*Texte étudié*
Electorat frontiste
Le Monde reprend dans son édition de dimanche une étude de l’IFOP. L’article est complètement incompréhensible, les chiffres abondamment cités étant différents de ceux qui sont sur le graphique voisin. On comprend que dans le deuxième cas on regarde la proportion de sympathisants du FN dans une catégorie alors que dans le premier on s’intéresse à la proportion de cette catégorie parmi les sympathisants du FN, en comparaison avec son importance dans la population française. Mais même ainsi, il y a des incohérences. Par exemple, le graphique montre que ce sont les communes urbaines de province qui sont les moins favorables au FN, alors que l’article indique que c’est la région parisienne.
. Un petit encart aborde la question des signatures à trouver pour que le leader frontiste participe à l’élection présidentielle. Au-delà du cinéma qu’il va certainement nous faire sur le sujet, on ne peut imaginer qu’il soit interdit de participer par cette procédure. A partir du moment où l’on n’a pas considéré qu’il fallait interdire ce parti, il parait anti-démocratique d’imaginer que celui qui a été au deuxième tour en 2002 ne puisse pour cette raison des signatures participer au premier tour cette fois !
Le risque que le vieux borgne soit à plus de 20% des voix n’est pas négligeable. Il faut donc dénoncer ce que sont réellement ses idées.

(Données de compréhension de documents)
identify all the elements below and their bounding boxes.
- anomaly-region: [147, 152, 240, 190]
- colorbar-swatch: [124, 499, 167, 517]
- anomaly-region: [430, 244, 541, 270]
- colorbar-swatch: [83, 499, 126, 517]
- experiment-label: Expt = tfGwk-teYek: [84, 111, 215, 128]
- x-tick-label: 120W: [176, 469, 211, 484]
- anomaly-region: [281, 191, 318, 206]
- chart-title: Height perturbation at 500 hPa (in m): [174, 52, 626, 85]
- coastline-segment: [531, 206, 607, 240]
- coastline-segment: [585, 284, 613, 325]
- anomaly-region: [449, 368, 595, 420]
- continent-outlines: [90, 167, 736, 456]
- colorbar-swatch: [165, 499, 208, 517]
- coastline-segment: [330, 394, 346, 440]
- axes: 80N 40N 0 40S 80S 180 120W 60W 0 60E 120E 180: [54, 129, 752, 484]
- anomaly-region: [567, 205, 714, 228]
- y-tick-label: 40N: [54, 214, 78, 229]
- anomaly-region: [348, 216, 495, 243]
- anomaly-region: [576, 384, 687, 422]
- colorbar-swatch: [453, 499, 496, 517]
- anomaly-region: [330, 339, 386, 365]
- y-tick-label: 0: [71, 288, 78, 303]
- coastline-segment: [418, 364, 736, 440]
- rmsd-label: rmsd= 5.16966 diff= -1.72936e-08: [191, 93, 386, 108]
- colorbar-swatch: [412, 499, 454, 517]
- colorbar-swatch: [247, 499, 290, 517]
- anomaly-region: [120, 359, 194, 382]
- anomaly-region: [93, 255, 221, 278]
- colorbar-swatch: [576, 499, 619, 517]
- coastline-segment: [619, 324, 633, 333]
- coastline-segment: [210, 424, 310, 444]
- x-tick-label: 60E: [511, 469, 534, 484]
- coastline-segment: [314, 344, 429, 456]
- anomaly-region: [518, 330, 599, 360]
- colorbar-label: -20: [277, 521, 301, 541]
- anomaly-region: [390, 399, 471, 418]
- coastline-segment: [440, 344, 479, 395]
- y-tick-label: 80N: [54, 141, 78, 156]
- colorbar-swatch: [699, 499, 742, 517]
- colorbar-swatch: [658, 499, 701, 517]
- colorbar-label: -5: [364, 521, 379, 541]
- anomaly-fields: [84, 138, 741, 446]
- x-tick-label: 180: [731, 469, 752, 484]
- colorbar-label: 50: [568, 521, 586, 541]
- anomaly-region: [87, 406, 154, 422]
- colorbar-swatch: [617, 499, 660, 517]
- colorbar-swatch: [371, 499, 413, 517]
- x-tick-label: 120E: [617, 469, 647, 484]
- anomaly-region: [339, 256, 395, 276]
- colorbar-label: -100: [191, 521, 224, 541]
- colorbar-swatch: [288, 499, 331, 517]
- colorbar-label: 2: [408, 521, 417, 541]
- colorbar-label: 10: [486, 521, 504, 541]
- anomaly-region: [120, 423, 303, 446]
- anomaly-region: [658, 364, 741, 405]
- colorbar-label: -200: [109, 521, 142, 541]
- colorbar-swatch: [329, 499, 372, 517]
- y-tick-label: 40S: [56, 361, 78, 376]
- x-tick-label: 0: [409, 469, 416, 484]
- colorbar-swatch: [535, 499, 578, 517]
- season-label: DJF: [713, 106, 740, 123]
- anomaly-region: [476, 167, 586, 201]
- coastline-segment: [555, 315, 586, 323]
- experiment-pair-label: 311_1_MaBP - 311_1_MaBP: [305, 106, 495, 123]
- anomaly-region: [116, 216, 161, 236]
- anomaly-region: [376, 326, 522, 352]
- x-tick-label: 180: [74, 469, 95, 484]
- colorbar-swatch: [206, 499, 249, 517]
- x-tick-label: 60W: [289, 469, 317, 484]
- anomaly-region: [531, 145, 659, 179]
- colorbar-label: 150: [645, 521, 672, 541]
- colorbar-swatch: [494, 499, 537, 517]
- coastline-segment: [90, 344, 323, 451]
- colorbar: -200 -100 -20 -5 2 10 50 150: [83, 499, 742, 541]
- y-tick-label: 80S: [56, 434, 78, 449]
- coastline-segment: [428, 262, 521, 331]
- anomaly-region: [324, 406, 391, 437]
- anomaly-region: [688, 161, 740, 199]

*Tâches à réaliser*
- a) D'après le texte sur l'électorat frontiste, quel type de communes le graphique présente-t-il comme le moins favorable au FN ?
- b) Dressez la liste complète des organisations (journal, institut de sondage, parti) nommées dans le texte sur l'électorat frontiste.

*Réponses par tâche*
- a) Les communes urbaines de province.

- b) Le Monde, l'IFOP, le FN